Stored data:
┄┄┄┄┄┄┄┄┄┄┄┄┄┄┄┄┄┄┄┄

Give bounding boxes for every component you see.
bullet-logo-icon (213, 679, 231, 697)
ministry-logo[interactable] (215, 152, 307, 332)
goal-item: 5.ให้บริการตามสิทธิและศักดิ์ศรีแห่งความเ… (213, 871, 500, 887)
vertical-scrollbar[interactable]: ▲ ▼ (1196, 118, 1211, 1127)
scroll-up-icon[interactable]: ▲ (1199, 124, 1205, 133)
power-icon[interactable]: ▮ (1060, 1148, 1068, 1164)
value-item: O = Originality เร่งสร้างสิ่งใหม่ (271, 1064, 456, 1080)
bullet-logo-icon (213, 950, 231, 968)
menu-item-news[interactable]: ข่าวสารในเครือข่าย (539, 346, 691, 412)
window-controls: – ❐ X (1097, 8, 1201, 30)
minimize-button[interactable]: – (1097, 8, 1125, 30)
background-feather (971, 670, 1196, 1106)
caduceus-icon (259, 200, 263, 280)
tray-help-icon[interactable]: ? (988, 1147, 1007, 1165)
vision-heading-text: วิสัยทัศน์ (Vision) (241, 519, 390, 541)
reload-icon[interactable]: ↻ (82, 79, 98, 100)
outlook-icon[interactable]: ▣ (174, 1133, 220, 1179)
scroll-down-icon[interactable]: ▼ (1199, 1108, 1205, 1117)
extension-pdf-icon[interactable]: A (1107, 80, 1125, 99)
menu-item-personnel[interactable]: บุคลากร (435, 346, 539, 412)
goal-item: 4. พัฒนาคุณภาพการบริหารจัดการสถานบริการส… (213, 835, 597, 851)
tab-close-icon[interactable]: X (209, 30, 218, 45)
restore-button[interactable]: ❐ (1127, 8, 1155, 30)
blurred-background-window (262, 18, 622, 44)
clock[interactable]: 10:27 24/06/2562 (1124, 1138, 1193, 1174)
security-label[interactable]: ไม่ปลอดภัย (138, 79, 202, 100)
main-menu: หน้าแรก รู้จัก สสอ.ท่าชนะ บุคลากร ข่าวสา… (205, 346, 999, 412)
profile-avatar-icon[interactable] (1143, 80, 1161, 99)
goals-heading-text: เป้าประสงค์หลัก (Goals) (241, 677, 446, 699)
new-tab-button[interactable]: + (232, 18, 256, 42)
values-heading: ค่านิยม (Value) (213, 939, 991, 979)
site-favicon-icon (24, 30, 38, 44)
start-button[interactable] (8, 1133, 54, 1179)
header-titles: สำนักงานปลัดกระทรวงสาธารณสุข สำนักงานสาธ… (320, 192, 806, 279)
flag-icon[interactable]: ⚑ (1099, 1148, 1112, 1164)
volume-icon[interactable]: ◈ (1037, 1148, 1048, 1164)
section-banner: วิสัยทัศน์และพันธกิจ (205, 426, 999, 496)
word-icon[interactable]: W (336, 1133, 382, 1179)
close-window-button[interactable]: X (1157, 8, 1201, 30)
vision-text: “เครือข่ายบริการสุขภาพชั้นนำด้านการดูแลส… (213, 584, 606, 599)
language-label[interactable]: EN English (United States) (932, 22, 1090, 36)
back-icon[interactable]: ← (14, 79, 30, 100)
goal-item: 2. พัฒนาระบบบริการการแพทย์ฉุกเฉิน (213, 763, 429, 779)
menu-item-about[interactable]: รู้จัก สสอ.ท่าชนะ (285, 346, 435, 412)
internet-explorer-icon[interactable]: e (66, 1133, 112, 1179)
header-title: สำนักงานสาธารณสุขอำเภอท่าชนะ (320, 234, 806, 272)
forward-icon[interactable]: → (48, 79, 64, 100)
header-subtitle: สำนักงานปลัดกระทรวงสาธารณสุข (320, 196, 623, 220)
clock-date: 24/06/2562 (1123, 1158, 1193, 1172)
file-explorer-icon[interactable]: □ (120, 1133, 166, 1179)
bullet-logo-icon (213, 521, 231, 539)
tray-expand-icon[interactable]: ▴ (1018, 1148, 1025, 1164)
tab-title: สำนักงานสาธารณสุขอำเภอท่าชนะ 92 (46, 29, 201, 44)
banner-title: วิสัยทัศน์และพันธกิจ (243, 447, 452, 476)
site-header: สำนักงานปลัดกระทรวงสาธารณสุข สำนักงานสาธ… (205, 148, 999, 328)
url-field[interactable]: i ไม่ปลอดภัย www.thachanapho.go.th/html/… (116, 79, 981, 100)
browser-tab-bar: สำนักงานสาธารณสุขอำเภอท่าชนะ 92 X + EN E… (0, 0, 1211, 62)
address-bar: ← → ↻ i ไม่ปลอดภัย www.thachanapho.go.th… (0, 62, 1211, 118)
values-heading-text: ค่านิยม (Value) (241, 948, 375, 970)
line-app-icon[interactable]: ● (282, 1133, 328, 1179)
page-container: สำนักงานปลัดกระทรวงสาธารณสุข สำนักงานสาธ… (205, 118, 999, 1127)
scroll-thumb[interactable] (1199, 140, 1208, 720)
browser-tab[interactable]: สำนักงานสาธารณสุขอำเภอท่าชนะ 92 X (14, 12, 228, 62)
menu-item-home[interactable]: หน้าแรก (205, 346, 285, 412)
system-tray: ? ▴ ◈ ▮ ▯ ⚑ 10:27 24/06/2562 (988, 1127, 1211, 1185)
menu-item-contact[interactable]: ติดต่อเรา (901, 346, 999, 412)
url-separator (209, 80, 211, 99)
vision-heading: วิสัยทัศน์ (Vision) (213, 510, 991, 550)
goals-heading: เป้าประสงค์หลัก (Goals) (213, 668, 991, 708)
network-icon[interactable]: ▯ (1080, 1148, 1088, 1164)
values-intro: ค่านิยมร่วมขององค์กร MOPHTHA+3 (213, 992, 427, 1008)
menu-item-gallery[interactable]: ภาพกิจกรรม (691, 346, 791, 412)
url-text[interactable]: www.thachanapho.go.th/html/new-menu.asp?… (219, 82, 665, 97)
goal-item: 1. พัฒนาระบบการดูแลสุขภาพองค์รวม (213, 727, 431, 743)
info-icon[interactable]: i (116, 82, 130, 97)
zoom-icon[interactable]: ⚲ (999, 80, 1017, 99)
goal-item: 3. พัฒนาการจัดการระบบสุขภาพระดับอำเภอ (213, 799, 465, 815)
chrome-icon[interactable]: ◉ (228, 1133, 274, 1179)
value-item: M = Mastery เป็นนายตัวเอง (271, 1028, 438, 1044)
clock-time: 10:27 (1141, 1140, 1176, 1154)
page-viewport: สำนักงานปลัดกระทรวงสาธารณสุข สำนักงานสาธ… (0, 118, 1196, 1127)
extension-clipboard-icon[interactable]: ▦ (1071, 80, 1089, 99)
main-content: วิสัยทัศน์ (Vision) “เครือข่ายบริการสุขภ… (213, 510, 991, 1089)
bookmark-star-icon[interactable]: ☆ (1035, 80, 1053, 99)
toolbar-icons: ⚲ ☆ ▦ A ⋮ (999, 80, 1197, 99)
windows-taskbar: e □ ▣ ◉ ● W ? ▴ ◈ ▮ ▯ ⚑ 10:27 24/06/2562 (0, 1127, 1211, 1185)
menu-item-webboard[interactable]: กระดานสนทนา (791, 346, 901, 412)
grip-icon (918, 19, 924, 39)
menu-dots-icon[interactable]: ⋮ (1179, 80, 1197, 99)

┄┄┄┄┄┄┄┄┄┄┄┄┄┄┄┄┄┄┄┄

* _Job_:
Can you edit the data from the start up to and including the line with "site-favicon-icon (24, 30, 38, 44)", replacing "goal-item" with "goal-entry" and changing nothing else?

* _Full response_:
Give bounding boxes for every component you see.
bullet-logo-icon (213, 679, 231, 697)
ministry-logo[interactable] (215, 152, 307, 332)
goal-entry: 5.ให้บริการตามสิทธิและศักดิ์ศรีแห่งความเ… (213, 871, 500, 887)
vertical-scrollbar[interactable]: ▲ ▼ (1196, 118, 1211, 1127)
scroll-up-icon[interactable]: ▲ (1199, 124, 1205, 133)
power-icon[interactable]: ▮ (1060, 1148, 1068, 1164)
value-item: O = Originality เร่งสร้างสิ่งใหม่ (271, 1064, 456, 1080)
bullet-logo-icon (213, 950, 231, 968)
menu-item-news[interactable]: ข่าวสารในเครือข่าย (539, 346, 691, 412)
window-controls: – ❐ X (1097, 8, 1201, 30)
minimize-button[interactable]: – (1097, 8, 1125, 30)
background-feather (971, 670, 1196, 1106)
caduceus-icon (259, 200, 263, 280)
tray-help-icon[interactable]: ? (988, 1147, 1007, 1165)
vision-heading-text: วิสัยทัศน์ (Vision) (241, 519, 390, 541)
reload-icon[interactable]: ↻ (82, 79, 98, 100)
outlook-icon[interactable]: ▣ (174, 1133, 220, 1179)
scroll-down-icon[interactable]: ▼ (1199, 1108, 1205, 1117)
extension-pdf-icon[interactable]: A (1107, 80, 1125, 99)
menu-item-personnel[interactable]: บุคลากร (435, 346, 539, 412)
goal-entry: 4. พัฒนาคุณภาพการบริหารจัดการสถานบริการส… (213, 835, 597, 851)
tab-close-icon[interactable]: X (209, 30, 218, 45)
restore-button[interactable]: ❐ (1127, 8, 1155, 30)
blurred-background-window (262, 18, 622, 44)
clock[interactable]: 10:27 24/06/2562 (1124, 1138, 1193, 1174)
security-label[interactable]: ไม่ปลอดภัย (138, 79, 202, 100)
main-menu: หน้าแรก รู้จัก สสอ.ท่าชนะ บุคลากร ข่าวสา… (205, 346, 999, 412)
profile-avatar-icon[interactable] (1143, 80, 1161, 99)
goals-heading-text: เป้าประสงค์หลัก (Goals) (241, 677, 446, 699)
new-tab-button[interactable]: + (232, 18, 256, 42)
values-heading: ค่านิยม (Value) (213, 939, 991, 979)
site-favicon-icon (24, 30, 38, 44)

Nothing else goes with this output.